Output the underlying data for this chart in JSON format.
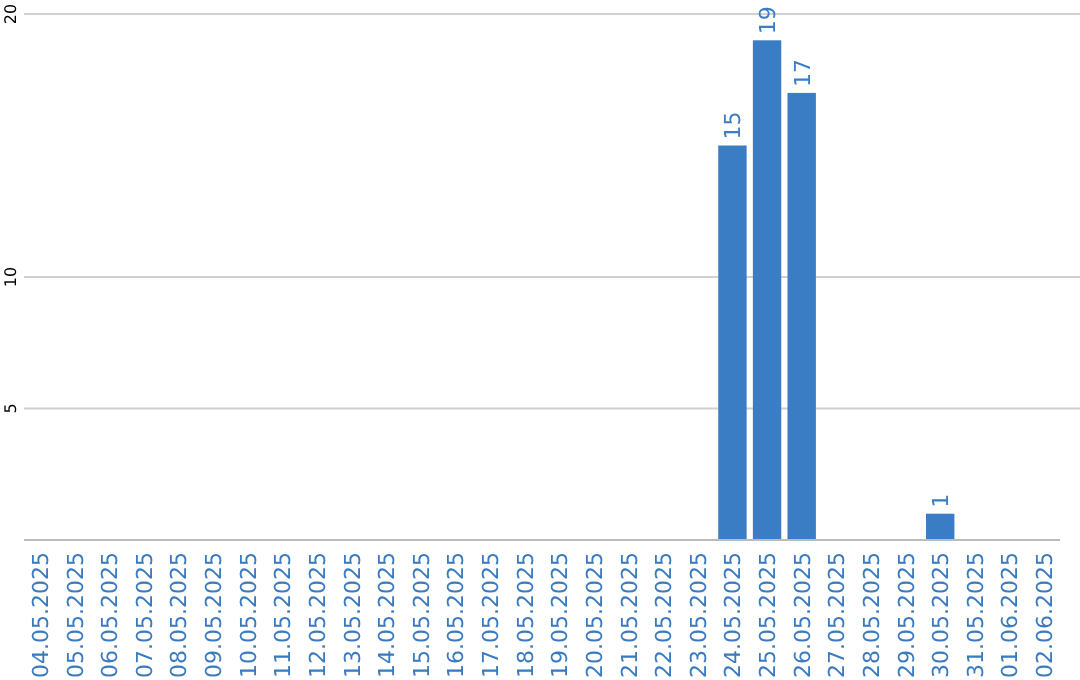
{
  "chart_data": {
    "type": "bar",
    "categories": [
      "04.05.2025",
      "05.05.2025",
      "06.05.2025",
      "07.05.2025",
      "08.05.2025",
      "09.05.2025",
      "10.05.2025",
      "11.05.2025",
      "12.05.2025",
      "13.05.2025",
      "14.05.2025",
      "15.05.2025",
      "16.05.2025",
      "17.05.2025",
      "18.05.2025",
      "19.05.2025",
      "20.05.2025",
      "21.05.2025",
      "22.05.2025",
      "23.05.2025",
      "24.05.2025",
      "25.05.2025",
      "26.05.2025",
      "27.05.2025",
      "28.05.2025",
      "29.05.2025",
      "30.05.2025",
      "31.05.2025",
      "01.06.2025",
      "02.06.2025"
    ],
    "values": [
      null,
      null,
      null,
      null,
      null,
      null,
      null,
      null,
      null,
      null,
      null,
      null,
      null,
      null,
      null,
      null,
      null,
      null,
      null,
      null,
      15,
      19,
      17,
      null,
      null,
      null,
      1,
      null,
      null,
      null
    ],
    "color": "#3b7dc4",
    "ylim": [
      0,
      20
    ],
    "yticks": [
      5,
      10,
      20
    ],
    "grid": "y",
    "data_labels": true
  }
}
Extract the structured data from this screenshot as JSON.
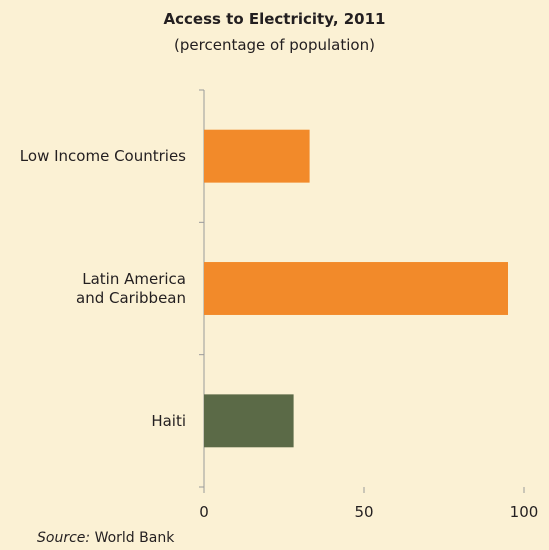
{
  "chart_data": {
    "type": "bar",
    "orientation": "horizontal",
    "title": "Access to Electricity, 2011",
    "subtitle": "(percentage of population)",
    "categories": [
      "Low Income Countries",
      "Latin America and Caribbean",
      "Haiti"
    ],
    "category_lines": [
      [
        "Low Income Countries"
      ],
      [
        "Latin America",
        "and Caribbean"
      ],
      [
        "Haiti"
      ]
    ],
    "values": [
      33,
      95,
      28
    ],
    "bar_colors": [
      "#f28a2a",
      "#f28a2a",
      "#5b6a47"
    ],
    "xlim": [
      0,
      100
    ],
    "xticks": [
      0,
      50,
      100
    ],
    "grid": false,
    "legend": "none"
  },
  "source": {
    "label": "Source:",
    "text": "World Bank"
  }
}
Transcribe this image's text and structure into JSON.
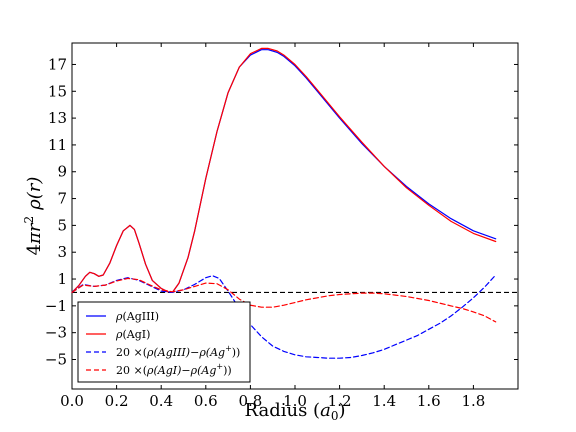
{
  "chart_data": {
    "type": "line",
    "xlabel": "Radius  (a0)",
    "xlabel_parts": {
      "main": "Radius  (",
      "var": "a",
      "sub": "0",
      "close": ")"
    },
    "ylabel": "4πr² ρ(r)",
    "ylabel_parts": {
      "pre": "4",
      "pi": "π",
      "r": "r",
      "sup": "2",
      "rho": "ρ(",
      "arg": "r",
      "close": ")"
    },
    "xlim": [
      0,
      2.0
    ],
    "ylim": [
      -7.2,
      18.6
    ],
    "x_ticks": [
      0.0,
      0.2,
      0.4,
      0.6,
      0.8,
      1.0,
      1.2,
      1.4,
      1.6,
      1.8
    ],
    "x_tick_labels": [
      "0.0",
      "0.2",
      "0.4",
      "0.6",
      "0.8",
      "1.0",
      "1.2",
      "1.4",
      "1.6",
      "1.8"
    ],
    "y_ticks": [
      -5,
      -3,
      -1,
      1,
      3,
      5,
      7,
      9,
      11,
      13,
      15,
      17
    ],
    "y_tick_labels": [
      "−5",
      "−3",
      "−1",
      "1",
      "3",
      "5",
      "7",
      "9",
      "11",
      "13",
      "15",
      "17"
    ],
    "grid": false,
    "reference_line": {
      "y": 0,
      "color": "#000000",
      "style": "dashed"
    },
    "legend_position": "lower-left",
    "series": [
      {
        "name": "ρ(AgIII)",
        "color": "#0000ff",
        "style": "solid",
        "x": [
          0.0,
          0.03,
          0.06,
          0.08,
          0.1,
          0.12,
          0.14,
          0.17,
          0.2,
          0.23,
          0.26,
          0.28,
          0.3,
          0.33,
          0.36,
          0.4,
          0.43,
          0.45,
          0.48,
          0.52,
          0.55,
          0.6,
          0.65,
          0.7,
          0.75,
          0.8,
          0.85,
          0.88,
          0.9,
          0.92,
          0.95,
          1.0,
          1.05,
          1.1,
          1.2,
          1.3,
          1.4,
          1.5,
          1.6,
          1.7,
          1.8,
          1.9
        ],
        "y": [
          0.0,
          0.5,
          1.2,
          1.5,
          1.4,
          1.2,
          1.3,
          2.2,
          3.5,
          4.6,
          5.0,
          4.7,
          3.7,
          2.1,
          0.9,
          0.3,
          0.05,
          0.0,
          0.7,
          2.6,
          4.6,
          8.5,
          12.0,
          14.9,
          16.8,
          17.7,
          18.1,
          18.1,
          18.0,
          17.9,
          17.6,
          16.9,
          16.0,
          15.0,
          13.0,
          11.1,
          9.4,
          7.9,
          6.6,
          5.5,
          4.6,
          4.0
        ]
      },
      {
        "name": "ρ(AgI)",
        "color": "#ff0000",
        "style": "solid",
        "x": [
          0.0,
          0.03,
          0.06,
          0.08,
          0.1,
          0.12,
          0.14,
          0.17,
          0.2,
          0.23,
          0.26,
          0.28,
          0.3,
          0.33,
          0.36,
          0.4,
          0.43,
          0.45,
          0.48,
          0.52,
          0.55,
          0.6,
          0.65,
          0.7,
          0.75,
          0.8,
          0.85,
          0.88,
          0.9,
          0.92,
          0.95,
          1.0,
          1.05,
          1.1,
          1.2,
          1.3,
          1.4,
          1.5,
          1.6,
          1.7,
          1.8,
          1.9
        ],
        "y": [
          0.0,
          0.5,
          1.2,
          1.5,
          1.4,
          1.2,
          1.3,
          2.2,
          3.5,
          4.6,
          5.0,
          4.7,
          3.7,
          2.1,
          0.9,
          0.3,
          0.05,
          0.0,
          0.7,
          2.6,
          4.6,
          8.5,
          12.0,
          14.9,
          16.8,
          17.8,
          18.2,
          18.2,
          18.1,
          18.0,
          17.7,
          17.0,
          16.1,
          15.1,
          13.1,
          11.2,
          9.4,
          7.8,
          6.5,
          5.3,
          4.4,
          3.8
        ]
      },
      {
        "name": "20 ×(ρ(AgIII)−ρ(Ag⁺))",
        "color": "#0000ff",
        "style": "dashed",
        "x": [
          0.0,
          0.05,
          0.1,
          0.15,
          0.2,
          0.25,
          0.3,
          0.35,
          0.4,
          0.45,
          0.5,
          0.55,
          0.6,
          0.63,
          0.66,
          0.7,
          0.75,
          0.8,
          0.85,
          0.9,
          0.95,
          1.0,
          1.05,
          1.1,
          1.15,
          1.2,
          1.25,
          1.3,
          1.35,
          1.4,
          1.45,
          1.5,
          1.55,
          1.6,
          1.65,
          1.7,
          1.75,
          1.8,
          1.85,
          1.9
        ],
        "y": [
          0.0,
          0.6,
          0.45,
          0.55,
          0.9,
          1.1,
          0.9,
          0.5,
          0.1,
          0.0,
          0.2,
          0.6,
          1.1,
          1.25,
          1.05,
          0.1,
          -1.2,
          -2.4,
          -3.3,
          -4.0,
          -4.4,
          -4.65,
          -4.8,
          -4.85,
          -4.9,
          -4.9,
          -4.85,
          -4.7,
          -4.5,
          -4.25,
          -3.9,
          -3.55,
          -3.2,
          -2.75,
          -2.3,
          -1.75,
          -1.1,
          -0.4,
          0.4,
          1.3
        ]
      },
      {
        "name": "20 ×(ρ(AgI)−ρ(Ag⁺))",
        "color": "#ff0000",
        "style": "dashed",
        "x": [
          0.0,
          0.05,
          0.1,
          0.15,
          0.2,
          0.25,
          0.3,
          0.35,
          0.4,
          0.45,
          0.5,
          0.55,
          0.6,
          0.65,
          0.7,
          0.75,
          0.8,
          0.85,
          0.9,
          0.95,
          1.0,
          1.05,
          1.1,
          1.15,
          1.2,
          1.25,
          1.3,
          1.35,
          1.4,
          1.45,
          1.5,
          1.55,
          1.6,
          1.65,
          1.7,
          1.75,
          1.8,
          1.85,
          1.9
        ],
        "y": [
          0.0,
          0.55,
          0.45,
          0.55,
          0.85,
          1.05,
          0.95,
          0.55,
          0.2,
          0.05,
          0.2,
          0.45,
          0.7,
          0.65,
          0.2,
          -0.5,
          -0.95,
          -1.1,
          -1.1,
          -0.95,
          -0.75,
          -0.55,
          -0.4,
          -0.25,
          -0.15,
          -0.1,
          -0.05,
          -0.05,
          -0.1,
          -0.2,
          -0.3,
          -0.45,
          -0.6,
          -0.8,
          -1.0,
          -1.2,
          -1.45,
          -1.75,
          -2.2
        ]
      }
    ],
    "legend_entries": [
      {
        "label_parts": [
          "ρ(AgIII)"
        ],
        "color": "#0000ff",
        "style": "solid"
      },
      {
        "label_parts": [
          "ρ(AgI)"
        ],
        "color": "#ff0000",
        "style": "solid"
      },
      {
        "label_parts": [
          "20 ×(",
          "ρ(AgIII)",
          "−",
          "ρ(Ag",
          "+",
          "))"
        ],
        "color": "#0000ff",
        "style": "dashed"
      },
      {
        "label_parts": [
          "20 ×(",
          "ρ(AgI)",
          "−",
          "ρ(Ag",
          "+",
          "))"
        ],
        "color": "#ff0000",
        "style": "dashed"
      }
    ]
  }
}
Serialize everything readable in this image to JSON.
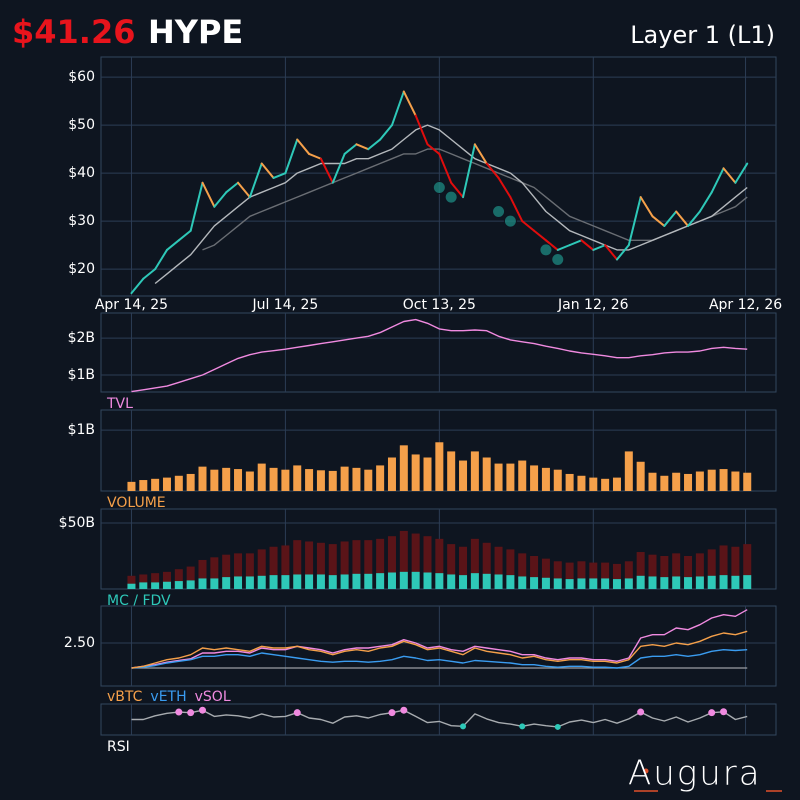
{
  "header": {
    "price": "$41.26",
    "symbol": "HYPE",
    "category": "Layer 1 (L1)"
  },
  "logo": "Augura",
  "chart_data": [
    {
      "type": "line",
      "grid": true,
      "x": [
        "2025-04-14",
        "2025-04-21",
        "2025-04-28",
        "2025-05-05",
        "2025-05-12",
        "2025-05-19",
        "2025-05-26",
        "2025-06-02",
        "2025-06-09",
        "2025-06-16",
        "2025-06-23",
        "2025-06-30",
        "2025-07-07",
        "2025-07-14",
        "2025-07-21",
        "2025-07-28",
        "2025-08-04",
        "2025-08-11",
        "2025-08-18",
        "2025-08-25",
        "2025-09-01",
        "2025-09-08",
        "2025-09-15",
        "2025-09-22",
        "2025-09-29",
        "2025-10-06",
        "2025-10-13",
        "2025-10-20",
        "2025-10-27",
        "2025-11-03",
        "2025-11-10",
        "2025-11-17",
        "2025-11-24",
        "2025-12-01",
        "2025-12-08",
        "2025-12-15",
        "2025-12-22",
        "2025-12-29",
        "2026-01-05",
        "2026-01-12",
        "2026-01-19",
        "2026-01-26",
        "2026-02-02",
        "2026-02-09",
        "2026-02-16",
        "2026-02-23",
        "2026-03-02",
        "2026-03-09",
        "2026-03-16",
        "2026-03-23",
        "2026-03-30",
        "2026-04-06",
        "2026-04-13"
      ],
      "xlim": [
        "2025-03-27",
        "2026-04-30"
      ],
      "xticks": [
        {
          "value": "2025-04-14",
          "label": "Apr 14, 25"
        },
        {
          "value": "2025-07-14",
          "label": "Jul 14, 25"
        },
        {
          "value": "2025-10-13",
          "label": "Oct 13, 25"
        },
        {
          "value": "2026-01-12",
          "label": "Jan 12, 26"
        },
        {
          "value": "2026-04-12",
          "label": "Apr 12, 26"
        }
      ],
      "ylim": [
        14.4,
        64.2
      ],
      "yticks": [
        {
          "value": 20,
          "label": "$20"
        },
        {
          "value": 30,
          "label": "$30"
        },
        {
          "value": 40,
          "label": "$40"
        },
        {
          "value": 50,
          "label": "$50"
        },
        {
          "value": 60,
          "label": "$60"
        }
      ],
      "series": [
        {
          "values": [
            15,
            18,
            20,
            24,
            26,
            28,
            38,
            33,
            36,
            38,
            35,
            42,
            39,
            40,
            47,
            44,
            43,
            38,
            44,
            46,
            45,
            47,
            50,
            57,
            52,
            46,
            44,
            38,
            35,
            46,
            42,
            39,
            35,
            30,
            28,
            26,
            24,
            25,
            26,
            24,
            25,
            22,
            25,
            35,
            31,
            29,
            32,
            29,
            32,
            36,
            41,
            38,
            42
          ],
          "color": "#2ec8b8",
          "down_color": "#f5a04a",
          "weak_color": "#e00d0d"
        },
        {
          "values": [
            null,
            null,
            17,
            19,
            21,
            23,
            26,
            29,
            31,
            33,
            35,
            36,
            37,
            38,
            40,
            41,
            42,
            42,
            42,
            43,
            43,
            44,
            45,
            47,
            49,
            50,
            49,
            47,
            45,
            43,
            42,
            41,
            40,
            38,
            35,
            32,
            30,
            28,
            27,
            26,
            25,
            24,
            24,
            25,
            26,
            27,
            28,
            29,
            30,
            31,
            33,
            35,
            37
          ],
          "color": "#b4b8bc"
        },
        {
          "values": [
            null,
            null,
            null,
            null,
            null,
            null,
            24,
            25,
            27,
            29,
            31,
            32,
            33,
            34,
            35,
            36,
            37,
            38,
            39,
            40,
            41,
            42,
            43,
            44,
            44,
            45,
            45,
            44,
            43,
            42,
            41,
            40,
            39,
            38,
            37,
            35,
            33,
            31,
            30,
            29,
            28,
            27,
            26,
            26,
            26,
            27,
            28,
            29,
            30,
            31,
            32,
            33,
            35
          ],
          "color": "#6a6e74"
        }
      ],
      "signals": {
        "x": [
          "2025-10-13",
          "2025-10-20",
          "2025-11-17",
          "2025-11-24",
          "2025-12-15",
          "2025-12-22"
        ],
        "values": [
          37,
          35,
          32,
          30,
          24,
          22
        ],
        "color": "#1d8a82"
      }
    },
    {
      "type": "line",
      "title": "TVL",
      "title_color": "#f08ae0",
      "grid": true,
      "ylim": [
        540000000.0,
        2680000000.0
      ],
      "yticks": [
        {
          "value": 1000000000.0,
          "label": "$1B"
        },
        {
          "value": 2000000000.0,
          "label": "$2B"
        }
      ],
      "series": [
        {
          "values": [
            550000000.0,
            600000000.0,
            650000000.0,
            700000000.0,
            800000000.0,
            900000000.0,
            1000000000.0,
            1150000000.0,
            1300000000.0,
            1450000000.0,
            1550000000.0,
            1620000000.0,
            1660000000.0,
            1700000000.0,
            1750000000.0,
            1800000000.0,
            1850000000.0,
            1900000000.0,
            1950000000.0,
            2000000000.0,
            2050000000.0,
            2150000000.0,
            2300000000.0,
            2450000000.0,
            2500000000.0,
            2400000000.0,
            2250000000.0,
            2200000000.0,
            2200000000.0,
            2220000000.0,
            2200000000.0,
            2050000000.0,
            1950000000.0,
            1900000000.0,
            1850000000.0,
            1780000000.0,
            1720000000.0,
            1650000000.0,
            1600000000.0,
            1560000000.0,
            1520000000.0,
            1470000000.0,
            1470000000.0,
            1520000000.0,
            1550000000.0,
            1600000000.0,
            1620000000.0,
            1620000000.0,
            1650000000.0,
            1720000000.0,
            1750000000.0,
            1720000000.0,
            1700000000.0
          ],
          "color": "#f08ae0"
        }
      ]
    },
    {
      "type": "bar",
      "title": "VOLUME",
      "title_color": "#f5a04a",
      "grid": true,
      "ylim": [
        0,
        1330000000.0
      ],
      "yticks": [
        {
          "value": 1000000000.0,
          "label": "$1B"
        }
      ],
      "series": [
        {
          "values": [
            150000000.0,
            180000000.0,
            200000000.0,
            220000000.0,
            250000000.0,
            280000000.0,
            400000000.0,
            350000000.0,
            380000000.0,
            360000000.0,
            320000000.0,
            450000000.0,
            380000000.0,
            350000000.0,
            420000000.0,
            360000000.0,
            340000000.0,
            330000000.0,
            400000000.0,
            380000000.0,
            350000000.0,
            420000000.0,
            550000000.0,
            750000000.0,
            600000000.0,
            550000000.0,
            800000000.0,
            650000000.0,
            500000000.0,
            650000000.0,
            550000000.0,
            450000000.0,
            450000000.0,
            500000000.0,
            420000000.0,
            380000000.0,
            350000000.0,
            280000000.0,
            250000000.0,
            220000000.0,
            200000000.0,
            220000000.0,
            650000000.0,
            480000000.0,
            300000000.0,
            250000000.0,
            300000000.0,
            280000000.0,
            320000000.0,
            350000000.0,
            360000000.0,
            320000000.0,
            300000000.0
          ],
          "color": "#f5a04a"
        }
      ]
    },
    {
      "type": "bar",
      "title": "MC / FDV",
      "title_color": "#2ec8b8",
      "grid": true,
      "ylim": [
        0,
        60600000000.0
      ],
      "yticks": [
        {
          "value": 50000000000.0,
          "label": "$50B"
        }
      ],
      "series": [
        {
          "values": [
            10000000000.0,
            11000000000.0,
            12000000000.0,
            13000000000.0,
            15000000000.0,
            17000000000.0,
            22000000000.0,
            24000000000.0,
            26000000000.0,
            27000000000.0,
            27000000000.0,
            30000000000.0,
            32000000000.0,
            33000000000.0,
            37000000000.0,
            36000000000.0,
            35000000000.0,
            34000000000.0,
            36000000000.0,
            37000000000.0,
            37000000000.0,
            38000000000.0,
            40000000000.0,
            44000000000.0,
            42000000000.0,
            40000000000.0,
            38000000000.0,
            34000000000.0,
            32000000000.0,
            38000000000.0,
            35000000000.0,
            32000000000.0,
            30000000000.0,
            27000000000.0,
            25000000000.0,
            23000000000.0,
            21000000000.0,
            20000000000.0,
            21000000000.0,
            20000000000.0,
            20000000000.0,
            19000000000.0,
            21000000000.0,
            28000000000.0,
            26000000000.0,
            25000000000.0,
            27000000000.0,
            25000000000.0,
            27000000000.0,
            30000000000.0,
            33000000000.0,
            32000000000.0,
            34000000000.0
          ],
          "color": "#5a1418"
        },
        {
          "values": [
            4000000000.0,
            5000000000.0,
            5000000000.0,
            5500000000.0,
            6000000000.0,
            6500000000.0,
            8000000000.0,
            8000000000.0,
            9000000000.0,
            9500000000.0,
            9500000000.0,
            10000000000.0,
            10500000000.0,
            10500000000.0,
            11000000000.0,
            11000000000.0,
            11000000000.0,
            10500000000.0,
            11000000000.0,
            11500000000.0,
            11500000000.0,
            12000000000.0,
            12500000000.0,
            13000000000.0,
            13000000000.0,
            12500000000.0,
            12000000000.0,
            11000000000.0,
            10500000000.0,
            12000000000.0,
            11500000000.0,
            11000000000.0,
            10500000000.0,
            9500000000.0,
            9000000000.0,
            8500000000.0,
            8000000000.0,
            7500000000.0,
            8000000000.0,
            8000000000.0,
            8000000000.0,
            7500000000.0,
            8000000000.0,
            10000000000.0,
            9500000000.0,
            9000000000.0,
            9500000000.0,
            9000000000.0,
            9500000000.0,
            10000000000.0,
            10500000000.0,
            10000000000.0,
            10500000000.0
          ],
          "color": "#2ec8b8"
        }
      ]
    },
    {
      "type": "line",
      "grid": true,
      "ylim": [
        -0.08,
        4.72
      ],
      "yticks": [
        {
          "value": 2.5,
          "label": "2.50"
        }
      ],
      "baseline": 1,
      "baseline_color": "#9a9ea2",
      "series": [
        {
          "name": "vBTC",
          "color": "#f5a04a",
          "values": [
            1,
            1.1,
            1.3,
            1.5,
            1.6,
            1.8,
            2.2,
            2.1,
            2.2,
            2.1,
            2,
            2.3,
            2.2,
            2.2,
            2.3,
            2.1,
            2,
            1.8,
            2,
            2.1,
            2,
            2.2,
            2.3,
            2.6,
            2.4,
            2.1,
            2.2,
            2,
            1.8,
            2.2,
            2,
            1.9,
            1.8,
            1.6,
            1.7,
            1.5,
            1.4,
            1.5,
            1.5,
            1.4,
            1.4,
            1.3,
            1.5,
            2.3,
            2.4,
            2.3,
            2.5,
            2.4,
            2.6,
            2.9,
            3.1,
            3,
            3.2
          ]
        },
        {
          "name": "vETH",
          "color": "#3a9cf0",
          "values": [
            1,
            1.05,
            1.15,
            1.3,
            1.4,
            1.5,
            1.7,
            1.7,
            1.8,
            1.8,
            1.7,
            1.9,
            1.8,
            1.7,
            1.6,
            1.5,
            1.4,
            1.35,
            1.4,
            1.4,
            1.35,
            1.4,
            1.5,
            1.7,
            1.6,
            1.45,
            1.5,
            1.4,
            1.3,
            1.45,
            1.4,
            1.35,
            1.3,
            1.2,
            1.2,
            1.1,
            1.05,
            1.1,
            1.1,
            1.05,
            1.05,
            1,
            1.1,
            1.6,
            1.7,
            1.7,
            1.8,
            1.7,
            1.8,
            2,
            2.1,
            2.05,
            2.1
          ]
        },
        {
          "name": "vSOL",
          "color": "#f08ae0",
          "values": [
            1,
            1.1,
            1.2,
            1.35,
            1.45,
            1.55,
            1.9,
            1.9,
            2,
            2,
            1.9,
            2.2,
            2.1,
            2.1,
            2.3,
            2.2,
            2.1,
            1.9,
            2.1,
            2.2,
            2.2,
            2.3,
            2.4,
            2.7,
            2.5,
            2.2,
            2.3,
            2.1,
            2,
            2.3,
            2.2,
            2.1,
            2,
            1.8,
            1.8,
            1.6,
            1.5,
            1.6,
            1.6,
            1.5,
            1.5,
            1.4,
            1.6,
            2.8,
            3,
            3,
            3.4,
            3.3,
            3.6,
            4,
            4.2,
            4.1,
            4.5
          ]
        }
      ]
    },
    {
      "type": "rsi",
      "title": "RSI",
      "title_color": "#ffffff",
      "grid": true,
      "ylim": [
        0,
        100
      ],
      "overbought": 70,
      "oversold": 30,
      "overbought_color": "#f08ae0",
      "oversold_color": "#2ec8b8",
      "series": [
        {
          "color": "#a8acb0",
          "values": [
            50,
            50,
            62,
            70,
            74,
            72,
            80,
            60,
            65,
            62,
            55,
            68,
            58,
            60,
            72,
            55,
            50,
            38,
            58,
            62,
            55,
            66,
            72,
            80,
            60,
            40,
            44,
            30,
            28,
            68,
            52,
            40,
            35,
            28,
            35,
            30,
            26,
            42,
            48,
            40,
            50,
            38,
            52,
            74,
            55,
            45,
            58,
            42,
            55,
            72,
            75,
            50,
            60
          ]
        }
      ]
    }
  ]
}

*DIRECTIVE:*
Show all lines from the data above in which the word "Income" appears.

*RESPONSE TO THE TASK:*
      "Low Income Countries",
        "Low Income Countries"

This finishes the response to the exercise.